Begin Source material
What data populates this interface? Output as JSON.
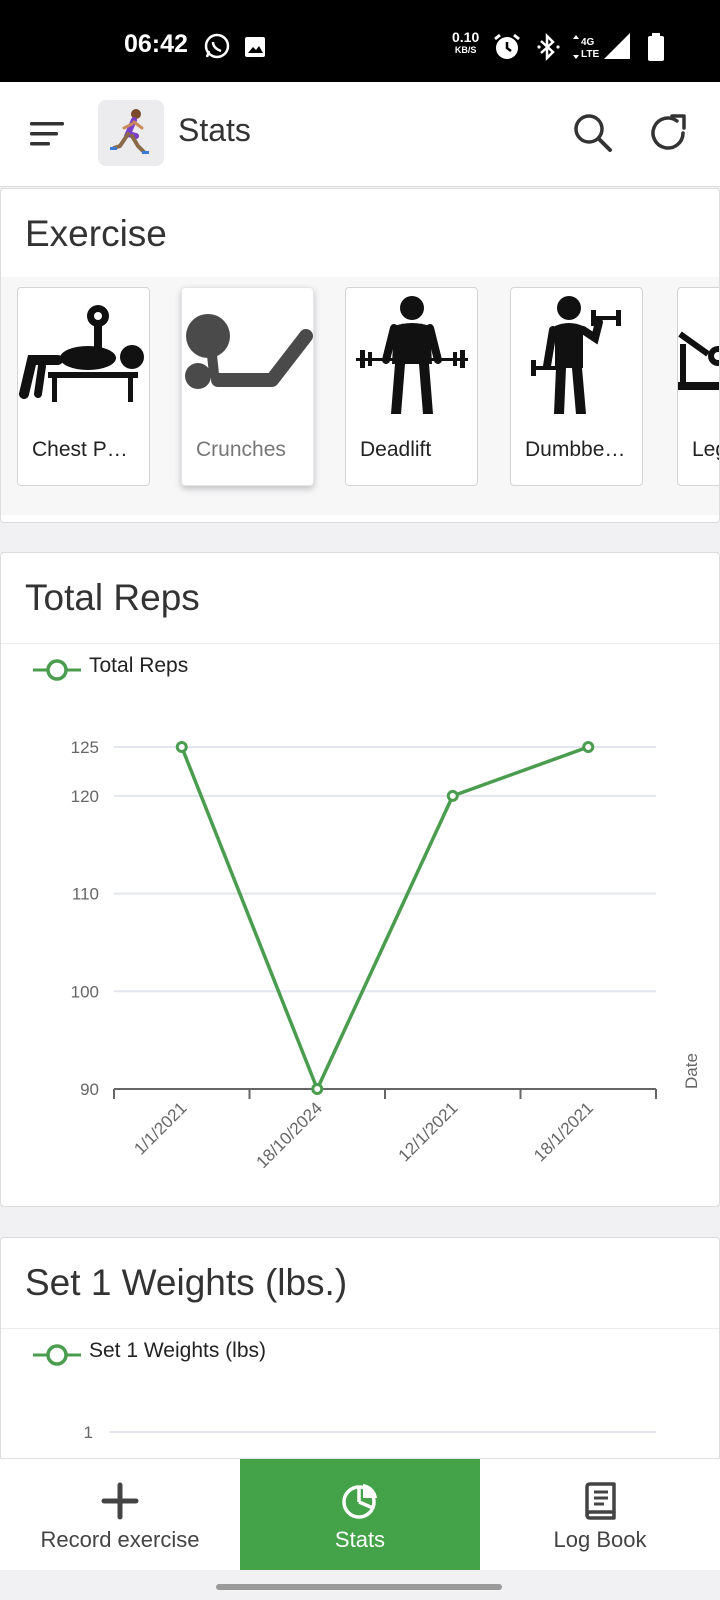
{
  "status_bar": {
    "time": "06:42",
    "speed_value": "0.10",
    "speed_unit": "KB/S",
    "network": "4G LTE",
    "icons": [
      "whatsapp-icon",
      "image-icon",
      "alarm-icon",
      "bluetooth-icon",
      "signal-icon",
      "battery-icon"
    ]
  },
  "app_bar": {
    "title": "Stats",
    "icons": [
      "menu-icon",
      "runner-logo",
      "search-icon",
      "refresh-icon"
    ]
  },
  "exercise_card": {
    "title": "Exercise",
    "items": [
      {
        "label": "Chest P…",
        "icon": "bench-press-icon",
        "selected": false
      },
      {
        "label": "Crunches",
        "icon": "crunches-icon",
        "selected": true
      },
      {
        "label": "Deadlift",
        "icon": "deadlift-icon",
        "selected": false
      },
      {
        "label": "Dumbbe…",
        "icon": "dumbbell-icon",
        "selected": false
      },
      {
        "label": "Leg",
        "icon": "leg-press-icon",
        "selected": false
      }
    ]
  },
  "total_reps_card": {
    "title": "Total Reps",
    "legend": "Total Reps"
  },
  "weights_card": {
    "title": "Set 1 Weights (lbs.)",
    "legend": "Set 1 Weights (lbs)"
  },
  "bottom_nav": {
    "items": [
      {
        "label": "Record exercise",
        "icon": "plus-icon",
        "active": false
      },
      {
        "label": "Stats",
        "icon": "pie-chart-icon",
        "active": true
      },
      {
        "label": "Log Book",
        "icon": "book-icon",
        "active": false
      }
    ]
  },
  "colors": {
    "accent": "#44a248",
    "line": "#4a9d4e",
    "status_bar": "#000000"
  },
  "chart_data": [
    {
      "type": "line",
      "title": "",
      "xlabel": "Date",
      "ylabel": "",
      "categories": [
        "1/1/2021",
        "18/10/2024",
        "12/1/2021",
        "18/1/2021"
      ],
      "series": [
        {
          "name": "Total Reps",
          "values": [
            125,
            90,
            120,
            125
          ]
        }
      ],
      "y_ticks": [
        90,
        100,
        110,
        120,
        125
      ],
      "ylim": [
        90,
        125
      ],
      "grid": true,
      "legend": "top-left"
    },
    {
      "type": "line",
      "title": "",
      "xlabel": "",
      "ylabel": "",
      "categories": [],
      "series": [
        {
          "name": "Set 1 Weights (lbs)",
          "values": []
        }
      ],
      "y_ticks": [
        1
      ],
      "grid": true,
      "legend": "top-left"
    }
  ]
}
End Source material
▶ [Required task]
Return the listing above in full and without alteration, excluding its pictures.

▶ [Full solution]
What data populates this interface? Output as JSON.
{
  "status_bar": {
    "time": "06:42",
    "speed_value": "0.10",
    "speed_unit": "KB/S",
    "network": "4G LTE",
    "icons": [
      "whatsapp-icon",
      "image-icon",
      "alarm-icon",
      "bluetooth-icon",
      "signal-icon",
      "battery-icon"
    ]
  },
  "app_bar": {
    "title": "Stats",
    "icons": [
      "menu-icon",
      "runner-logo",
      "search-icon",
      "refresh-icon"
    ]
  },
  "exercise_card": {
    "title": "Exercise",
    "items": [
      {
        "label": "Chest P…",
        "icon": "bench-press-icon",
        "selected": false
      },
      {
        "label": "Crunches",
        "icon": "crunches-icon",
        "selected": true
      },
      {
        "label": "Deadlift",
        "icon": "deadlift-icon",
        "selected": false
      },
      {
        "label": "Dumbbe…",
        "icon": "dumbbell-icon",
        "selected": false
      },
      {
        "label": "Leg",
        "icon": "leg-press-icon",
        "selected": false
      }
    ]
  },
  "total_reps_card": {
    "title": "Total Reps",
    "legend": "Total Reps"
  },
  "weights_card": {
    "title": "Set 1 Weights (lbs.)",
    "legend": "Set 1 Weights (lbs)"
  },
  "bottom_nav": {
    "items": [
      {
        "label": "Record exercise",
        "icon": "plus-icon",
        "active": false
      },
      {
        "label": "Stats",
        "icon": "pie-chart-icon",
        "active": true
      },
      {
        "label": "Log Book",
        "icon": "book-icon",
        "active": false
      }
    ]
  },
  "colors": {
    "accent": "#44a248",
    "line": "#4a9d4e",
    "status_bar": "#000000"
  },
  "chart_data": [
    {
      "type": "line",
      "title": "",
      "xlabel": "Date",
      "ylabel": "",
      "categories": [
        "1/1/2021",
        "18/10/2024",
        "12/1/2021",
        "18/1/2021"
      ],
      "series": [
        {
          "name": "Total Reps",
          "values": [
            125,
            90,
            120,
            125
          ]
        }
      ],
      "y_ticks": [
        90,
        100,
        110,
        120,
        125
      ],
      "ylim": [
        90,
        125
      ],
      "grid": true,
      "legend": "top-left"
    },
    {
      "type": "line",
      "title": "",
      "xlabel": "",
      "ylabel": "",
      "categories": [],
      "series": [
        {
          "name": "Set 1 Weights (lbs)",
          "values": []
        }
      ],
      "y_ticks": [
        1
      ],
      "grid": true,
      "legend": "top-left"
    }
  ]
}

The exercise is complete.